#### [The exercise]
Write out the records again, from the first line through the line that contains "breakdown-item: 완공 2,791개", with no changes.

Item position entries:
★ ★ ★ ★ ★

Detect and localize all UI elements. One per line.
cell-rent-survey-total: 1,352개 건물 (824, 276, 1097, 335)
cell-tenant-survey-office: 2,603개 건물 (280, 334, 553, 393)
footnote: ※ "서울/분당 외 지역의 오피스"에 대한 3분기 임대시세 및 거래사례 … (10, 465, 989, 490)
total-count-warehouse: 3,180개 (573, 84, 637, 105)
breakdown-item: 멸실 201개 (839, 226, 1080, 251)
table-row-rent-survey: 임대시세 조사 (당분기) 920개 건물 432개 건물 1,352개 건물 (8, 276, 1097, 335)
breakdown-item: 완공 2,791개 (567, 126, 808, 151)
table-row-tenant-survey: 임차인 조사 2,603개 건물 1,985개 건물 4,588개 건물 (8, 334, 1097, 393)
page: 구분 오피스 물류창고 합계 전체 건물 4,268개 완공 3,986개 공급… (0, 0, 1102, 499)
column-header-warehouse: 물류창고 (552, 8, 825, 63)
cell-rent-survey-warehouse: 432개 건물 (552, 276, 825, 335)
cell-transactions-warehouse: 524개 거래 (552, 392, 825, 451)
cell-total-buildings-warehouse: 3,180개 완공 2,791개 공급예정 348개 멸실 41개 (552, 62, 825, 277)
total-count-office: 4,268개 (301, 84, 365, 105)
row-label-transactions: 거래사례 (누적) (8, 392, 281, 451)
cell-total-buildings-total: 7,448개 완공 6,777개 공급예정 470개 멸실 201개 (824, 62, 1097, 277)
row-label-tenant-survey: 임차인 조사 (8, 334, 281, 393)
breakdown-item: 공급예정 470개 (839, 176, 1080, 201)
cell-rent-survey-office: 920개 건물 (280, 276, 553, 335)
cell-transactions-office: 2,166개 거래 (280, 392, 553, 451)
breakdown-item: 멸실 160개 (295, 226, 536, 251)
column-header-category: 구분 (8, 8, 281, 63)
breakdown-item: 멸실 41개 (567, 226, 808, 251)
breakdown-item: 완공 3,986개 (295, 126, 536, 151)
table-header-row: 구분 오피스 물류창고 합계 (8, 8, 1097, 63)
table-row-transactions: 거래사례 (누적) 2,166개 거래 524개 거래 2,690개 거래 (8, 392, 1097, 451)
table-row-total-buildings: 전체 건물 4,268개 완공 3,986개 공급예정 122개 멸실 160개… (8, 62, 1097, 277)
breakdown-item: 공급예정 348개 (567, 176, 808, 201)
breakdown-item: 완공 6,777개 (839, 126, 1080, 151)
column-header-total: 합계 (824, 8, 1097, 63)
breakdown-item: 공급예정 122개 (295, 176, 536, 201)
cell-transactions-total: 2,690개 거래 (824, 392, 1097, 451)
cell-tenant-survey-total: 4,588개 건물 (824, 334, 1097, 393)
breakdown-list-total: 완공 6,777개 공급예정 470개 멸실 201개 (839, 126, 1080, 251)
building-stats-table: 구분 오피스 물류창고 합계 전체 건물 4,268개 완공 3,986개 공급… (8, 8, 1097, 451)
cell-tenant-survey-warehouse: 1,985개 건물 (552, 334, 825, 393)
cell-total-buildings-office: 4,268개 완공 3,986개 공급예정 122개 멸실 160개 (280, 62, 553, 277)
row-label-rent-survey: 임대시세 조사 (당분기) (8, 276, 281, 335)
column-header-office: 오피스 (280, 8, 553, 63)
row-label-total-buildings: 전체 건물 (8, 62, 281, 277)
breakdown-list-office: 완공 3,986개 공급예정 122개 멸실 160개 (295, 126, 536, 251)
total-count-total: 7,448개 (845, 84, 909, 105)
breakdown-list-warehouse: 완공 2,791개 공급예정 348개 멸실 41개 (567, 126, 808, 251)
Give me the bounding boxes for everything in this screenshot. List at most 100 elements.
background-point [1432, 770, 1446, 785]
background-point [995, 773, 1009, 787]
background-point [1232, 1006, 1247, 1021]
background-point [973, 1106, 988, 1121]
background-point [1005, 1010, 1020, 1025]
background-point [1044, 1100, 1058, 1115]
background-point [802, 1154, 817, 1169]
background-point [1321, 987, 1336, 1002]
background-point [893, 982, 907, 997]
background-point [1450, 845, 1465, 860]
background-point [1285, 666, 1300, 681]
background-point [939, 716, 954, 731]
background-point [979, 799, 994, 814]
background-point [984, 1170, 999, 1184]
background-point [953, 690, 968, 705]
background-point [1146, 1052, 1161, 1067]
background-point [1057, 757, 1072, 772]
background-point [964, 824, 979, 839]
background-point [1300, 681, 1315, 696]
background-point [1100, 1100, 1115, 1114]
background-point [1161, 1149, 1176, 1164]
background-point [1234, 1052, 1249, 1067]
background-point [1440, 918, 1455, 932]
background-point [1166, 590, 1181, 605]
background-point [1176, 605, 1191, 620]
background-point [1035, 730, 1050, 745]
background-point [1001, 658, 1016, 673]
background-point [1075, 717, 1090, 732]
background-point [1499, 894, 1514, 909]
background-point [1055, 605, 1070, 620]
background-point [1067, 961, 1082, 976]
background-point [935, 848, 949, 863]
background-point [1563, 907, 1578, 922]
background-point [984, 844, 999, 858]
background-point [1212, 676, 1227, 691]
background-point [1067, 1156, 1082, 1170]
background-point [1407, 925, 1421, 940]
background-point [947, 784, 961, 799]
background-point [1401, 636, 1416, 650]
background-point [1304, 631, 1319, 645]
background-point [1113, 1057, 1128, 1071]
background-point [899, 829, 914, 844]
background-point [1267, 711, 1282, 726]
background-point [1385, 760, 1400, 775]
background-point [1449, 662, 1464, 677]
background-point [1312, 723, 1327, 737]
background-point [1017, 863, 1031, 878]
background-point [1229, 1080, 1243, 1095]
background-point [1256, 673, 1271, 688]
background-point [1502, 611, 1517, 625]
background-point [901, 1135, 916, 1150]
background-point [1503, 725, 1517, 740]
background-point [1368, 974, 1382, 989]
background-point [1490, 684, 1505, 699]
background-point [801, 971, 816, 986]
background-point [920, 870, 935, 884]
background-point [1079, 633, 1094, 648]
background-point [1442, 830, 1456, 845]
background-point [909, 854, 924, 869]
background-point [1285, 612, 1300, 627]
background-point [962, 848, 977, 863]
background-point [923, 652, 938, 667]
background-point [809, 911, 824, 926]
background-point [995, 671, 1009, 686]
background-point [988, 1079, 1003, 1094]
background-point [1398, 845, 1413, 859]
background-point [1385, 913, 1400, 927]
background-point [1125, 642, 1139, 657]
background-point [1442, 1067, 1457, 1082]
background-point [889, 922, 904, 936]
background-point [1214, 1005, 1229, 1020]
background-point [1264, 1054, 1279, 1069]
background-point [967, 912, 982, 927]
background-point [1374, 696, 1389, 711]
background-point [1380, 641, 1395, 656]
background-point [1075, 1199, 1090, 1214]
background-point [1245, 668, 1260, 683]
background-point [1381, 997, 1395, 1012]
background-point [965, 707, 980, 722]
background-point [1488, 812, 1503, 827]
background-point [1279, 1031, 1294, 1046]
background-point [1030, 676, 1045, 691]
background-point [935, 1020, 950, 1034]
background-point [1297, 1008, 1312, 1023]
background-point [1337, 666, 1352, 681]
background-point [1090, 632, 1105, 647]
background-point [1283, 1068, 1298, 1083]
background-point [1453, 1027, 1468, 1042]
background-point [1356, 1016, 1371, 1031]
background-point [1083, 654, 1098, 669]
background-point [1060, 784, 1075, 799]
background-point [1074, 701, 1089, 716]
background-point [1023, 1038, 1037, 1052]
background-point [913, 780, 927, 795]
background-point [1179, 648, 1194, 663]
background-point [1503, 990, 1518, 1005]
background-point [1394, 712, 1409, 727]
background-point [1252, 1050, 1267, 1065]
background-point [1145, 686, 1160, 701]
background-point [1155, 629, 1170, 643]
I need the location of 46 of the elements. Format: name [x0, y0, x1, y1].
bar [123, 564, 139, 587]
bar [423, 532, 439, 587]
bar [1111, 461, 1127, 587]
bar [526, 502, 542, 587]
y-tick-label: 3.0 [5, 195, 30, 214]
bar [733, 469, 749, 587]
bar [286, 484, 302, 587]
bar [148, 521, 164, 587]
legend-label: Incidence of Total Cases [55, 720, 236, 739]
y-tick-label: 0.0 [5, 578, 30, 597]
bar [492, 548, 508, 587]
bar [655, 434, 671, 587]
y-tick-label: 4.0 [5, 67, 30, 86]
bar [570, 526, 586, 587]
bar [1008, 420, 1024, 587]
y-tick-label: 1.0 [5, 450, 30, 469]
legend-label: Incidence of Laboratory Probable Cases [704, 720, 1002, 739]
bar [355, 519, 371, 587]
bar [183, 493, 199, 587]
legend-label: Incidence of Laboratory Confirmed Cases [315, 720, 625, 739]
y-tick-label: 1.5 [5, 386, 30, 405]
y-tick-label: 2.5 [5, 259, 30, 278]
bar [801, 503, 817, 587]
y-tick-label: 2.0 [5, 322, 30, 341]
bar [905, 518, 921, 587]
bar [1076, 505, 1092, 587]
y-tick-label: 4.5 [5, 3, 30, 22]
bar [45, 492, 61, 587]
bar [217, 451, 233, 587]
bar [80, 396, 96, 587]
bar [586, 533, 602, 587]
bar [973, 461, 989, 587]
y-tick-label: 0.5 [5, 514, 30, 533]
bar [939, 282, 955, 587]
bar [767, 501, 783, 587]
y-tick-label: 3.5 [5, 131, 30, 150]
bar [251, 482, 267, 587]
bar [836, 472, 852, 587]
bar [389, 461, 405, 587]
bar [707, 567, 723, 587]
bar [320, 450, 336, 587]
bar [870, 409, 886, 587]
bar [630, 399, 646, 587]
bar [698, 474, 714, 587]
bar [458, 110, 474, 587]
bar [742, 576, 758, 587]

★ ★ ★ ★ ★

#### [Response for this exercise]
Detect and localize all UI elements. One per line.
cell-rent-survey-total: 1,352개 건물 (824, 276, 1097, 335)
cell-tenant-survey-office: 2,603개 건물 (280, 334, 553, 393)
footnote: ※ "서울/분당 외 지역의 오피스"에 대한 3분기 임대시세 및 거래사례 … (10, 465, 989, 490)
total-count-warehouse: 3,180개 (573, 84, 637, 105)
breakdown-item: 멸실 201개 (839, 226, 1080, 251)
table-row-rent-survey: 임대시세 조사 (당분기) 920개 건물 432개 건물 1,352개 건물 (8, 276, 1097, 335)
breakdown-item: 완공 2,791개 (567, 126, 808, 151)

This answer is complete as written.